Recorded data:
>> Begin
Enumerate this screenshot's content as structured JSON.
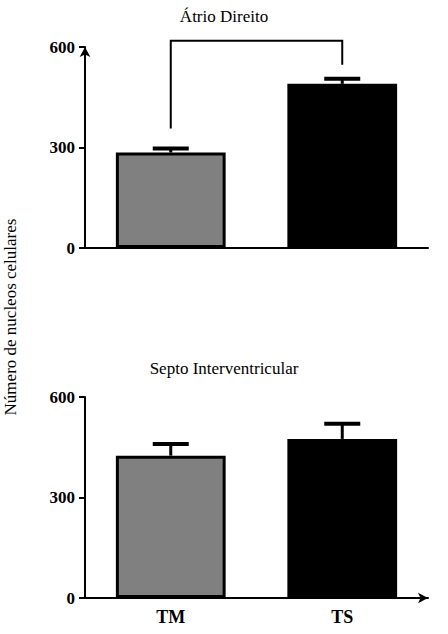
{
  "chart_data": [
    {
      "type": "bar",
      "title": "Átrio Direito",
      "categories": [
        "TM",
        "TS"
      ],
      "values": [
        285,
        490
      ],
      "errors": [
        12,
        15
      ],
      "colors": [
        "#808080",
        "#000000"
      ],
      "ylabel": "Número de nucleos celulares",
      "ylim": [
        0,
        600
      ],
      "yticks": [
        0,
        300,
        600
      ],
      "grid": false,
      "tick_labels": "y",
      "brackets": [
        [
          "TM",
          "TS"
        ]
      ]
    },
    {
      "type": "bar",
      "title": "Septo Interventricular",
      "categories": [
        "TM",
        "TS"
      ],
      "values": [
        425,
        475
      ],
      "errors": [
        35,
        45
      ],
      "colors": [
        "#808080",
        "#000000"
      ],
      "ylim": [
        0,
        600
      ],
      "yticks": [
        0,
        300,
        600
      ],
      "grid": false
    }
  ]
}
>> End
> _What to produce_
Quote each record exactly as it stands, minus the pictures.

> _Answer to the exercise_
Enumerate this screenshot's content as structured JSON.
{
  "chart_data": [
    {
      "type": "bar",
      "title": "Átrio Direito",
      "categories": [
        "TM",
        "TS"
      ],
      "values": [
        285,
        490
      ],
      "errors": [
        12,
        15
      ],
      "colors": [
        "#808080",
        "#000000"
      ],
      "ylabel": "Número de nucleos celulares",
      "ylim": [
        0,
        600
      ],
      "yticks": [
        0,
        300,
        600
      ],
      "grid": false,
      "tick_labels": "y",
      "brackets": [
        [
          "TM",
          "TS"
        ]
      ]
    },
    {
      "type": "bar",
      "title": "Septo Interventricular",
      "categories": [
        "TM",
        "TS"
      ],
      "values": [
        425,
        475
      ],
      "errors": [
        35,
        45
      ],
      "colors": [
        "#808080",
        "#000000"
      ],
      "ylim": [
        0,
        600
      ],
      "yticks": [
        0,
        300,
        600
      ],
      "grid": false
    }
  ]
}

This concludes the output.